───── Records provided

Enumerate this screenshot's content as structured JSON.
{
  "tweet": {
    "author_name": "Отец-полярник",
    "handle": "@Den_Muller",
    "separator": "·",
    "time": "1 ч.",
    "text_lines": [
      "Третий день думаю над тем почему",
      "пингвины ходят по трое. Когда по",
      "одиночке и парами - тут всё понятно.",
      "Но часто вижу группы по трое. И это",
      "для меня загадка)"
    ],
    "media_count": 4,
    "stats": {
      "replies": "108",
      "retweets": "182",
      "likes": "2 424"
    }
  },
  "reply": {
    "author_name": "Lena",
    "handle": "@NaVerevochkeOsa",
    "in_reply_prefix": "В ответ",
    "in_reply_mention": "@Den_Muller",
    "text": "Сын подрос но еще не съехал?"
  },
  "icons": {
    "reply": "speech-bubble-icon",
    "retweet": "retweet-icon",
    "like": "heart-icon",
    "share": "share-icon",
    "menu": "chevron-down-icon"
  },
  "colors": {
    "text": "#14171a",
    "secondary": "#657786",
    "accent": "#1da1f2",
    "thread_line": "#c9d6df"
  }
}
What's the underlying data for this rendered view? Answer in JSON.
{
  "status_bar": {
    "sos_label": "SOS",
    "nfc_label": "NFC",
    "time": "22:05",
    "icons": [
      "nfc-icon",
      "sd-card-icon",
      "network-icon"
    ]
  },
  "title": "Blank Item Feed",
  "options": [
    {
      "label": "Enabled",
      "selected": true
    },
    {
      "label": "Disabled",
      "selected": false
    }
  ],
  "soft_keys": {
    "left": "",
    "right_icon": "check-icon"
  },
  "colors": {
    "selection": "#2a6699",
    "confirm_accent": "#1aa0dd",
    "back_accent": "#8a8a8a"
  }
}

──────────

#### Objective
Repeat all the entries word for word.

#### Response
Enumerate this screenshot's content as structured JSON.
{
  "tweet": {
    "author_name": "Отец-полярник",
    "handle": "@Den_Muller",
    "separator": "·",
    "time": "1 ч.",
    "text_lines": [
      "Третий день думаю над тем почему",
      "пингвины ходят по трое. Когда по",
      "одиночке и парами - тут всё понятно.",
      "Но часто вижу группы по трое. И это",
      "для меня загадка)"
    ],
    "media_count": 4,
    "stats": {
      "replies": "108",
      "retweets": "182",
      "likes": "2 424"
    }
  },
  "reply": {
    "author_name": "Lena",
    "handle": "@NaVerevochkeOsa",
    "in_reply_prefix": "В ответ",
    "in_reply_mention": "@Den_Muller",
    "text": "Сын подрос но еще не съехал?"
  },
  "icons": {
    "reply": "speech-bubble-icon",
    "retweet": "retweet-icon",
    "like": "heart-icon",
    "share": "share-icon",
    "menu": "chevron-down-icon"
  },
  "colors": {
    "text": "#14171a",
    "secondary": "#657786",
    "accent": "#1da1f2",
    "thread_line": "#c9d6df"
  }
}
What's the underlying data for this rendered view? Answer in JSON.
{
  "status_bar": {
    "sos_label": "SOS",
    "nfc_label": "NFC",
    "time": "22:05",
    "icons": [
      "nfc-icon",
      "sd-card-icon",
      "network-icon"
    ]
  },
  "title": "Blank Item Feed",
  "options": [
    {
      "label": "Enabled",
      "selected": true
    },
    {
      "label": "Disabled",
      "selected": false
    }
  ],
  "soft_keys": {
    "left": "",
    "right_icon": "check-icon"
  },
  "colors": {
    "selection": "#2a6699",
    "confirm_accent": "#1aa0dd",
    "back_accent": "#8a8a8a"
  }
}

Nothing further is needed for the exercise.